Copy out the listing that follows exactly, dropping every picture.

§ **Provided material**:
• • • • •

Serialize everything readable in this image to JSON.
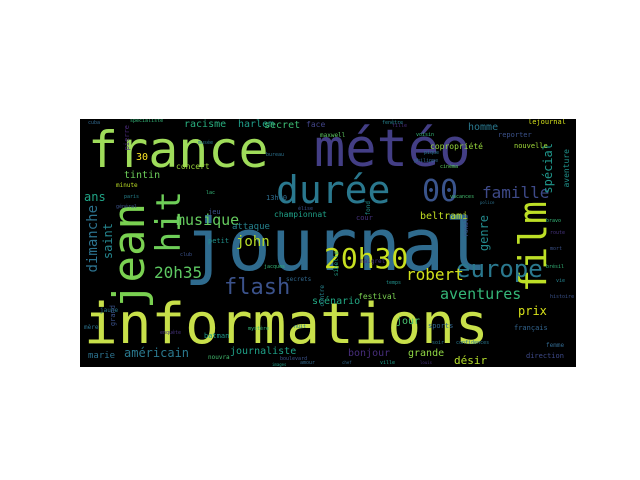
{
  "words": [
    {
      "text": "journal",
      "color": "#2f6b8e"
    },
    {
      "text": "informations",
      "color": "#c8e04a"
    },
    {
      "text": "france",
      "color": "#9fdc5a"
    },
    {
      "text": "météo",
      "color": "#433e85"
    },
    {
      "text": "jean",
      "color": "#7ad151"
    },
    {
      "text": "durée",
      "color": "#2a788e"
    },
    {
      "text": "film",
      "color": "#bddf26"
    },
    {
      "text": "hit",
      "color": "#6ece58"
    },
    {
      "text": "00",
      "color": "#3a548c"
    },
    {
      "text": "20h30",
      "color": "#c8e020"
    },
    {
      "text": "europe",
      "color": "#2a788e"
    },
    {
      "text": "flash",
      "color": "#3b528b"
    },
    {
      "text": "famille",
      "color": "#3e4a89"
    },
    {
      "text": "robert",
      "color": "#d2e21b"
    },
    {
      "text": "aventures",
      "color": "#35b779"
    },
    {
      "text": "musique",
      "color": "#65cb5e"
    },
    {
      "text": "john",
      "color": "#b8de29"
    },
    {
      "text": "20h35",
      "color": "#5ec962"
    },
    {
      "text": "dimanche",
      "color": "#2c728e"
    },
    {
      "text": "saint",
      "color": "#25858e"
    },
    {
      "text": "ans",
      "color": "#20a486"
    },
    {
      "text": "genre",
      "color": "#238a8d"
    },
    {
      "text": "prix",
      "color": "#d8e219"
    },
    {
      "text": "spécial",
      "color": "#1f968b"
    },
    {
      "text": "homme",
      "color": "#2a788e"
    },
    {
      "text": "beltrami",
      "color": "#c2df23"
    },
    {
      "text": "racisme",
      "color": "#29af7f"
    },
    {
      "text": "harlem",
      "color": "#1f9e89"
    },
    {
      "text": "secret",
      "color": "#3dbc74"
    },
    {
      "text": "attaque",
      "color": "#26828e"
    },
    {
      "text": "concert",
      "color": "#9dd93b"
    },
    {
      "text": "tintin",
      "color": "#6ccd5a"
    },
    {
      "text": "championnat",
      "color": "#1fa188"
    },
    {
      "text": "festival",
      "color": "#7ad151"
    },
    {
      "text": "scénario",
      "color": "#22a884"
    },
    {
      "text": "jour",
      "color": "#48c16e"
    },
    {
      "text": "américain",
      "color": "#2a788e"
    },
    {
      "text": "journaliste",
      "color": "#1fa188"
    },
    {
      "text": "bonjour",
      "color": "#472d7b"
    },
    {
      "text": "grande",
      "color": "#8fd744"
    },
    {
      "text": "désir",
      "color": "#b5de2b"
    },
    {
      "text": "marie",
      "color": "#2c728e"
    },
    {
      "text": "nouvelle",
      "color": "#a0da39"
    },
    {
      "text": "copropriété",
      "color": "#98d83e"
    },
    {
      "text": "maxwell",
      "color": "#5ec962"
    },
    {
      "text": "13h00",
      "color": "#2e6e8e"
    },
    {
      "text": "aventure",
      "color": "#20928c"
    },
    {
      "text": "lejournal",
      "color": "#d5e21a"
    },
    {
      "text": "reporter",
      "color": "#3b528b"
    },
    {
      "text": "français",
      "color": "#32648e"
    },
    {
      "text": "direction",
      "color": "#3e4a89"
    },
    {
      "text": "sports",
      "color": "#31668e"
    },
    {
      "text": "30",
      "color": "#fde725"
    },
    {
      "text": "batman",
      "color": "#1f9a8a"
    },
    {
      "text": "petit",
      "color": "#21918c"
    },
    {
      "text": "jeu",
      "color": "#3b528b"
    },
    {
      "text": "cour",
      "color": "#46337e"
    },
    {
      "text": "face",
      "color": "#414487"
    },
    {
      "text": "minute",
      "color": "#bddf26"
    },
    {
      "text": "jaune",
      "color": "#2a788e"
    },
    {
      "text": "femme",
      "color": "#31688e"
    },
    {
      "text": "grand",
      "color": "#3b528b"
    },
    {
      "text": "mère",
      "color": "#2c728e"
    },
    {
      "text": "contre",
      "color": "#26828e"
    },
    {
      "text": "nouvra",
      "color": "#44bf70"
    },
    {
      "text": "secrets",
      "color": "#31688e"
    },
    {
      "text": "sibelle",
      "color": "#1f9e89"
    },
    {
      "text": "ronald",
      "color": "#3b528b"
    },
    {
      "text": "pierre",
      "color": "#482878"
    },
    {
      "text": "fond",
      "color": "#21918c"
    },
    {
      "text": "maigret",
      "color": "#46327e"
    },
    {
      "text": "général",
      "color": "#3b528b"
    },
    {
      "text": "cinéma",
      "color": "#5ec962"
    },
    {
      "text": "lac",
      "color": "#35b779"
    },
    {
      "text": "nuit",
      "color": "#2a788e"
    },
    {
      "text": "élise",
      "color": "#3b528b"
    },
    {
      "text": "spécialiste",
      "color": "#35b779"
    },
    {
      "text": "fille",
      "color": "#472d7b"
    },
    {
      "text": "pique",
      "color": "#2c728e"
    },
    {
      "text": "philippe",
      "color": "#31688e"
    },
    {
      "text": "voisin",
      "color": "#35b779"
    },
    {
      "text": "fenêtre",
      "color": "#26828e"
    },
    {
      "text": "cuba",
      "color": "#31688e"
    },
    {
      "text": "histoire",
      "color": "#3b528b"
    },
    {
      "text": "brésil",
      "color": "#35b779"
    },
    {
      "text": "route",
      "color": "#46337e"
    },
    {
      "text": "vie",
      "color": "#26828e"
    },
    {
      "text": "mort",
      "color": "#3b528b"
    },
    {
      "text": "ville",
      "color": "#1f9e89"
    },
    {
      "text": "amour",
      "color": "#31688e"
    },
    {
      "text": "jacques",
      "color": "#35b779"
    },
    {
      "text": "enquête",
      "color": "#46337e"
    },
    {
      "text": "musée",
      "color": "#2a788e"
    },
    {
      "text": "bureau",
      "color": "#2c728e"
    },
    {
      "text": "paris",
      "color": "#26828e"
    },
    {
      "text": "club",
      "color": "#3b528b"
    },
    {
      "text": "temps",
      "color": "#21918c"
    },
    {
      "text": "vacances",
      "color": "#44bf70"
    },
    {
      "text": "soir",
      "color": "#2a788e"
    },
    {
      "text": "mystère",
      "color": "#35b779"
    },
    {
      "text": "boulevard",
      "color": "#3b528b"
    },
    {
      "text": "images",
      "color": "#1f9e89"
    },
    {
      "text": "confidences",
      "color": "#2a788e"
    },
    {
      "text": "louis",
      "color": "#46337e"
    },
    {
      "text": "chef",
      "color": "#31688e"
    },
    {
      "text": "bravo",
      "color": "#35b779"
    },
    {
      "text": "police",
      "color": "#2c728e"
    }
  ]
}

• • • • •

§ **Response**:
Serialize everything readable in this image to JSON.
{
  "words": [
    {
      "text": "journal",
      "color": "#2f6b8e"
    },
    {
      "text": "informations",
      "color": "#c8e04a"
    },
    {
      "text": "france",
      "color": "#9fdc5a"
    },
    {
      "text": "météo",
      "color": "#433e85"
    },
    {
      "text": "jean",
      "color": "#7ad151"
    },
    {
      "text": "durée",
      "color": "#2a788e"
    },
    {
      "text": "film",
      "color": "#bddf26"
    },
    {
      "text": "hit",
      "color": "#6ece58"
    },
    {
      "text": "00",
      "color": "#3a548c"
    },
    {
      "text": "20h30",
      "color": "#c8e020"
    },
    {
      "text": "europe",
      "color": "#2a788e"
    },
    {
      "text": "flash",
      "color": "#3b528b"
    },
    {
      "text": "famille",
      "color": "#3e4a89"
    },
    {
      "text": "robert",
      "color": "#d2e21b"
    },
    {
      "text": "aventures",
      "color": "#35b779"
    },
    {
      "text": "musique",
      "color": "#65cb5e"
    },
    {
      "text": "john",
      "color": "#b8de29"
    },
    {
      "text": "20h35",
      "color": "#5ec962"
    },
    {
      "text": "dimanche",
      "color": "#2c728e"
    },
    {
      "text": "saint",
      "color": "#25858e"
    },
    {
      "text": "ans",
      "color": "#20a486"
    },
    {
      "text": "genre",
      "color": "#238a8d"
    },
    {
      "text": "prix",
      "color": "#d8e219"
    },
    {
      "text": "spécial",
      "color": "#1f968b"
    },
    {
      "text": "homme",
      "color": "#2a788e"
    },
    {
      "text": "beltrami",
      "color": "#c2df23"
    },
    {
      "text": "racisme",
      "color": "#29af7f"
    },
    {
      "text": "harlem",
      "color": "#1f9e89"
    },
    {
      "text": "secret",
      "color": "#3dbc74"
    },
    {
      "text": "attaque",
      "color": "#26828e"
    },
    {
      "text": "concert",
      "color": "#9dd93b"
    },
    {
      "text": "tintin",
      "color": "#6ccd5a"
    },
    {
      "text": "championnat",
      "color": "#1fa188"
    },
    {
      "text": "festival",
      "color": "#7ad151"
    },
    {
      "text": "scénario",
      "color": "#22a884"
    },
    {
      "text": "jour",
      "color": "#48c16e"
    },
    {
      "text": "américain",
      "color": "#2a788e"
    },
    {
      "text": "journaliste",
      "color": "#1fa188"
    },
    {
      "text": "bonjour",
      "color": "#472d7b"
    },
    {
      "text": "grande",
      "color": "#8fd744"
    },
    {
      "text": "désir",
      "color": "#b5de2b"
    },
    {
      "text": "marie",
      "color": "#2c728e"
    },
    {
      "text": "nouvelle",
      "color": "#a0da39"
    },
    {
      "text": "copropriété",
      "color": "#98d83e"
    },
    {
      "text": "maxwell",
      "color": "#5ec962"
    },
    {
      "text": "13h00",
      "color": "#2e6e8e"
    },
    {
      "text": "aventure",
      "color": "#20928c"
    },
    {
      "text": "lejournal",
      "color": "#d5e21a"
    },
    {
      "text": "reporter",
      "color": "#3b528b"
    },
    {
      "text": "français",
      "color": "#32648e"
    },
    {
      "text": "direction",
      "color": "#3e4a89"
    },
    {
      "text": "sports",
      "color": "#31668e"
    },
    {
      "text": "30",
      "color": "#fde725"
    },
    {
      "text": "batman",
      "color": "#1f9a8a"
    },
    {
      "text": "petit",
      "color": "#21918c"
    },
    {
      "text": "jeu",
      "color": "#3b528b"
    },
    {
      "text": "cour",
      "color": "#46337e"
    },
    {
      "text": "face",
      "color": "#414487"
    },
    {
      "text": "minute",
      "color": "#bddf26"
    },
    {
      "text": "jaune",
      "color": "#2a788e"
    },
    {
      "text": "femme",
      "color": "#31688e"
    },
    {
      "text": "grand",
      "color": "#3b528b"
    },
    {
      "text": "mère",
      "color": "#2c728e"
    },
    {
      "text": "contre",
      "color": "#26828e"
    },
    {
      "text": "nouvra",
      "color": "#44bf70"
    },
    {
      "text": "secrets",
      "color": "#31688e"
    },
    {
      "text": "sibelle",
      "color": "#1f9e89"
    },
    {
      "text": "ronald",
      "color": "#3b528b"
    },
    {
      "text": "pierre",
      "color": "#482878"
    },
    {
      "text": "fond",
      "color": "#21918c"
    },
    {
      "text": "maigret",
      "color": "#46327e"
    },
    {
      "text": "général",
      "color": "#3b528b"
    },
    {
      "text": "cinéma",
      "color": "#5ec962"
    },
    {
      "text": "lac",
      "color": "#35b779"
    },
    {
      "text": "nuit",
      "color": "#2a788e"
    },
    {
      "text": "élise",
      "color": "#3b528b"
    },
    {
      "text": "spécialiste",
      "color": "#35b779"
    },
    {
      "text": "fille",
      "color": "#472d7b"
    },
    {
      "text": "pique",
      "color": "#2c728e"
    },
    {
      "text": "philippe",
      "color": "#31688e"
    },
    {
      "text": "voisin",
      "color": "#35b779"
    },
    {
      "text": "fenêtre",
      "color": "#26828e"
    },
    {
      "text": "cuba",
      "color": "#31688e"
    },
    {
      "text": "histoire",
      "color": "#3b528b"
    },
    {
      "text": "brésil",
      "color": "#35b779"
    },
    {
      "text": "route",
      "color": "#46337e"
    },
    {
      "text": "vie",
      "color": "#26828e"
    },
    {
      "text": "mort",
      "color": "#3b528b"
    },
    {
      "text": "ville",
      "color": "#1f9e89"
    },
    {
      "text": "amour",
      "color": "#31688e"
    },
    {
      "text": "jacques",
      "color": "#35b779"
    },
    {
      "text": "enquête",
      "color": "#46337e"
    },
    {
      "text": "musée",
      "color": "#2a788e"
    },
    {
      "text": "bureau",
      "color": "#2c728e"
    },
    {
      "text": "paris",
      "color": "#26828e"
    },
    {
      "text": "club",
      "color": "#3b528b"
    },
    {
      "text": "temps",
      "color": "#21918c"
    },
    {
      "text": "vacances",
      "color": "#44bf70"
    },
    {
      "text": "soir",
      "color": "#2a788e"
    },
    {
      "text": "mystère",
      "color": "#35b779"
    },
    {
      "text": "boulevard",
      "color": "#3b528b"
    },
    {
      "text": "images",
      "color": "#1f9e89"
    },
    {
      "text": "confidences",
      "color": "#2a788e"
    },
    {
      "text": "louis",
      "color": "#46337e"
    },
    {
      "text": "chef",
      "color": "#31688e"
    },
    {
      "text": "bravo",
      "color": "#35b779"
    },
    {
      "text": "police",
      "color": "#2c728e"
    }
  ]
}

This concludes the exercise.